_Written task:_ Will you extract the entries word for word? Images should not appear in the copy.

╭─ Supplied data

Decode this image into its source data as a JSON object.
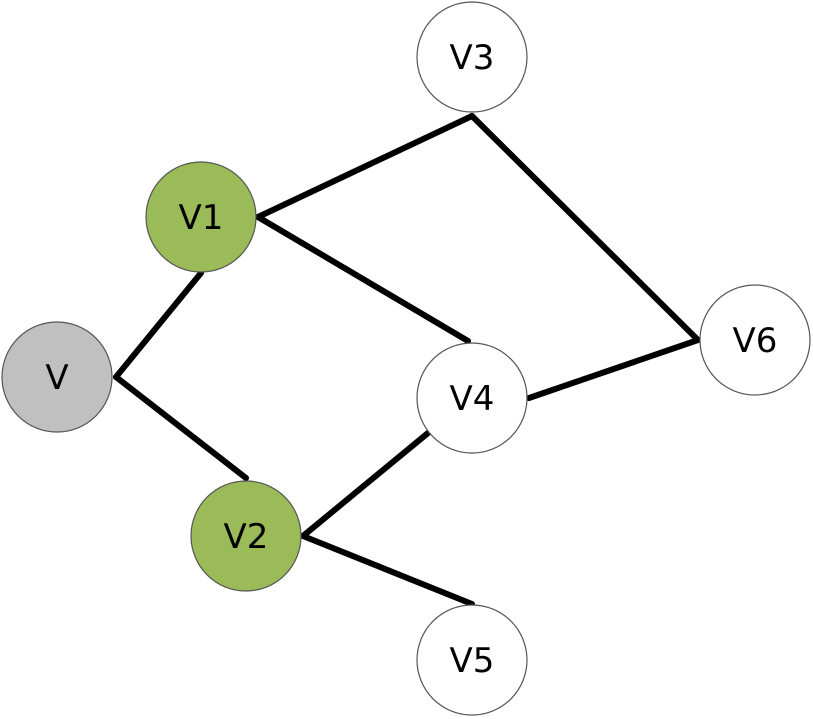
{
  "colors": {
    "start": "#c0c0c0",
    "visited": "#9bbb59",
    "unvisited": "#ffffff",
    "edge": "#000000"
  },
  "nodes": [
    {
      "id": "v",
      "label": "V",
      "state": "start"
    },
    {
      "id": "v1",
      "label": "V1",
      "state": "visited"
    },
    {
      "id": "v2",
      "label": "V2",
      "state": "visited"
    },
    {
      "id": "v3",
      "label": "V3",
      "state": "unvisited"
    },
    {
      "id": "v4",
      "label": "V4",
      "state": "unvisited"
    },
    {
      "id": "v5",
      "label": "V5",
      "state": "unvisited"
    },
    {
      "id": "v6",
      "label": "V6",
      "state": "unvisited"
    }
  ],
  "edges": [
    {
      "from": "v",
      "to": "v1"
    },
    {
      "from": "v",
      "to": "v2"
    },
    {
      "from": "v1",
      "to": "v3"
    },
    {
      "from": "v1",
      "to": "v4"
    },
    {
      "from": "v3",
      "to": "v6"
    },
    {
      "from": "v4",
      "to": "v6"
    },
    {
      "from": "v2",
      "to": "v4"
    },
    {
      "from": "v2",
      "to": "v5"
    }
  ]
}
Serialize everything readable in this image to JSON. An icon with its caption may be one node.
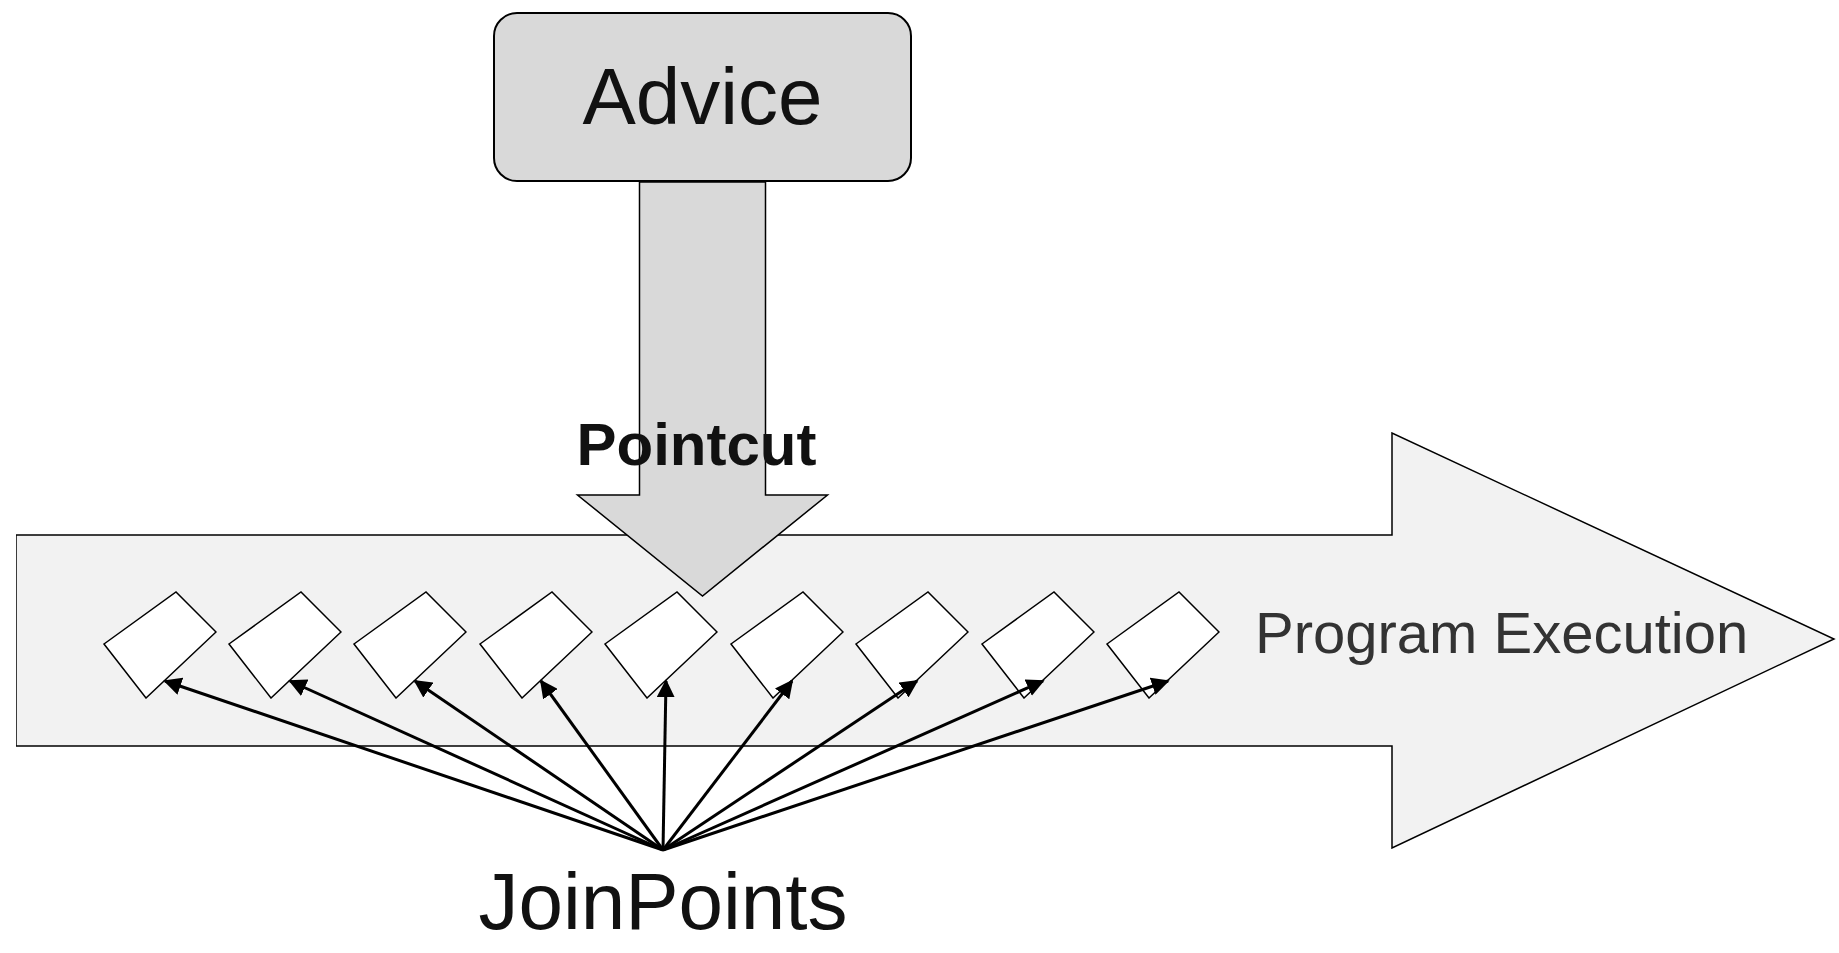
{
  "diagram": {
    "nodes": [
      {
        "text": [
          "Advice"
        ]
      },
      {
        "text": [
          "Program Execution"
        ]
      },
      {
        "text": [],
        "shape": "diamond",
        "in": 1
      },
      {
        "text": [],
        "shape": "diamond",
        "in": 1
      },
      {
        "text": [],
        "shape": "diamond",
        "in": 1
      },
      {
        "text": [],
        "shape": "diamond",
        "in": 1
      },
      {
        "text": [],
        "shape": "diamond",
        "in": 1
      },
      {
        "text": [],
        "shape": "diamond",
        "in": 1
      },
      {
        "text": [],
        "shape": "diamond",
        "in": 1
      },
      {
        "text": [],
        "shape": "diamond",
        "in": 1
      },
      {
        "text": [],
        "shape": "diamond",
        "in": 1
      },
      {
        "text": [
          "JoinPoints"
        ]
      }
    ],
    "edges": [
      {
        "from": 0,
        "to": 1,
        "arrow": "to",
        "label": "Pointcut",
        "style": "thick"
      },
      {
        "from": 11,
        "to": 2,
        "arrow": "to"
      },
      {
        "from": 11,
        "to": 3,
        "arrow": "to"
      },
      {
        "from": 11,
        "to": 4,
        "arrow": "to"
      },
      {
        "from": 11,
        "to": 5,
        "arrow": "to"
      },
      {
        "from": 11,
        "to": 6,
        "arrow": "to"
      },
      {
        "from": 11,
        "to": 7,
        "arrow": "to"
      },
      {
        "from": 11,
        "to": 8,
        "arrow": "to"
      },
      {
        "from": 11,
        "to": 9,
        "arrow": "to"
      },
      {
        "from": 11,
        "to": 10,
        "arrow": "to"
      }
    ]
  }
}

╰─

_Full output:_
Decode this image into its source data as a JSON object.
{
  "colors": {
    "start": "#c0c0c0",
    "visited": "#9bbb59",
    "unvisited": "#ffffff",
    "edge": "#000000"
  },
  "nodes": [
    {
      "id": "v",
      "label": "V",
      "state": "start"
    },
    {
      "id": "v1",
      "label": "V1",
      "state": "visited"
    },
    {
      "id": "v2",
      "label": "V2",
      "state": "visited"
    },
    {
      "id": "v3",
      "label": "V3",
      "state": "unvisited"
    },
    {
      "id": "v4",
      "label": "V4",
      "state": "unvisited"
    },
    {
      "id": "v5",
      "label": "V5",
      "state": "unvisited"
    },
    {
      "id": "v6",
      "label": "V6",
      "state": "unvisited"
    }
  ],
  "edges": [
    {
      "from": "v",
      "to": "v1"
    },
    {
      "from": "v",
      "to": "v2"
    },
    {
      "from": "v1",
      "to": "v3"
    },
    {
      "from": "v1",
      "to": "v4"
    },
    {
      "from": "v3",
      "to": "v6"
    },
    {
      "from": "v4",
      "to": "v6"
    },
    {
      "from": "v2",
      "to": "v4"
    },
    {
      "from": "v2",
      "to": "v5"
    }
  ]
}
Serialize everything readable in this image to JSON. An icon with its caption may be one node.
{
  "diagram": {
    "nodes": [
      {
        "text": [
          "Advice"
        ]
      },
      {
        "text": [
          "Program Execution"
        ]
      },
      {
        "text": [],
        "shape": "diamond",
        "in": 1
      },
      {
        "text": [],
        "shape": "diamond",
        "in": 1
      },
      {
        "text": [],
        "shape": "diamond",
        "in": 1
      },
      {
        "text": [],
        "shape": "diamond",
        "in": 1
      },
      {
        "text": [],
        "shape": "diamond",
        "in": 1
      },
      {
        "text": [],
        "shape": "diamond",
        "in": 1
      },
      {
        "text": [],
        "shape": "diamond",
        "in": 1
      },
      {
        "text": [],
        "shape": "diamond",
        "in": 1
      },
      {
        "text": [],
        "shape": "diamond",
        "in": 1
      },
      {
        "text": [
          "JoinPoints"
        ]
      }
    ],
    "edges": [
      {
        "from": 0,
        "to": 1,
        "arrow": "to",
        "label": "Pointcut",
        "style": "thick"
      },
      {
        "from": 11,
        "to": 2,
        "arrow": "to"
      },
      {
        "from": 11,
        "to": 3,
        "arrow": "to"
      },
      {
        "from": 11,
        "to": 4,
        "arrow": "to"
      },
      {
        "from": 11,
        "to": 5,
        "arrow": "to"
      },
      {
        "from": 11,
        "to": 6,
        "arrow": "to"
      },
      {
        "from": 11,
        "to": 7,
        "arrow": "to"
      },
      {
        "from": 11,
        "to": 8,
        "arrow": "to"
      },
      {
        "from": 11,
        "to": 9,
        "arrow": "to"
      },
      {
        "from": 11,
        "to": 10,
        "arrow": "to"
      }
    ]
  }
}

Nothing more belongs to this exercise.